== What needs to be done ==
Gather all lines from the material that contain the word "more".

(Stored entries)
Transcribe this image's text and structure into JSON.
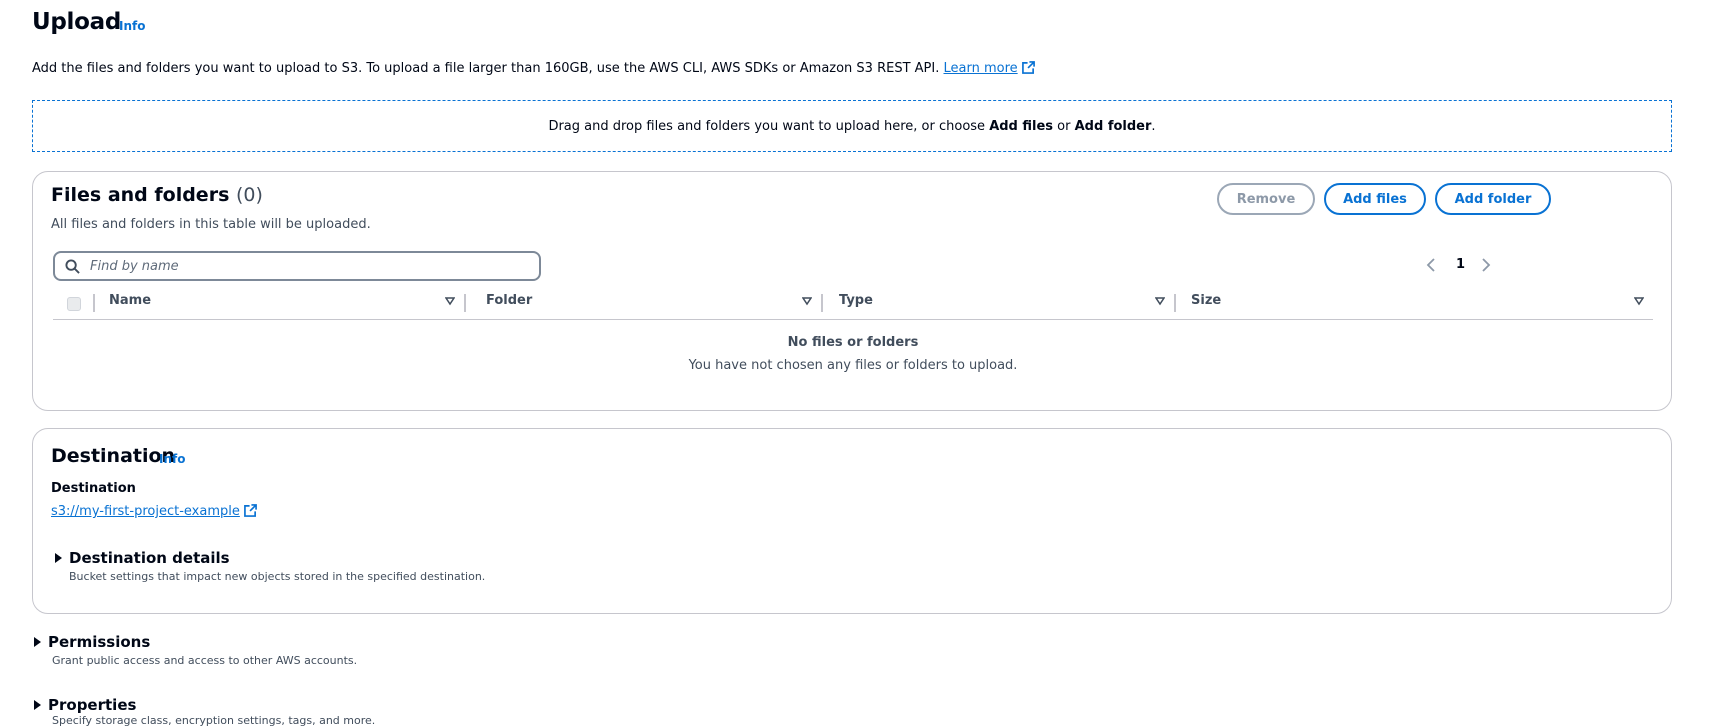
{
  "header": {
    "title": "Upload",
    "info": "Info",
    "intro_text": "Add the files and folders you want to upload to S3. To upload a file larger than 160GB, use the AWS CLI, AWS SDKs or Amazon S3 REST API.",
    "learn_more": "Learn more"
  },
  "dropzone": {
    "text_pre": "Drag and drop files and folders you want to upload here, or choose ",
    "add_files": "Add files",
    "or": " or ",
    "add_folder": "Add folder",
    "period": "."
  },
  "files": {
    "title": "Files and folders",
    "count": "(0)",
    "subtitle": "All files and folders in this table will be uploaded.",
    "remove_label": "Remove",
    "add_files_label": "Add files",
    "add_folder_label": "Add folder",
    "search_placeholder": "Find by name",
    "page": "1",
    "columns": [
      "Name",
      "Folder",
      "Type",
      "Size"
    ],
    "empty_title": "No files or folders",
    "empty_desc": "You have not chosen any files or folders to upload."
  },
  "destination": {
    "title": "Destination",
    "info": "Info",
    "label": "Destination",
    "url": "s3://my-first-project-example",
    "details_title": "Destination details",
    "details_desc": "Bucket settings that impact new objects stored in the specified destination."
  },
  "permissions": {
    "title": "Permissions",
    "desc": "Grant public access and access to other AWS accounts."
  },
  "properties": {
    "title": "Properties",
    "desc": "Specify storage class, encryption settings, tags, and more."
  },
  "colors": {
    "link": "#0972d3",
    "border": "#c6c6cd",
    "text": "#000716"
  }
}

== Response below ==
    "learn_more": "Learn more"
    "desc": "Specify storage class, encryption settings, tags, and more."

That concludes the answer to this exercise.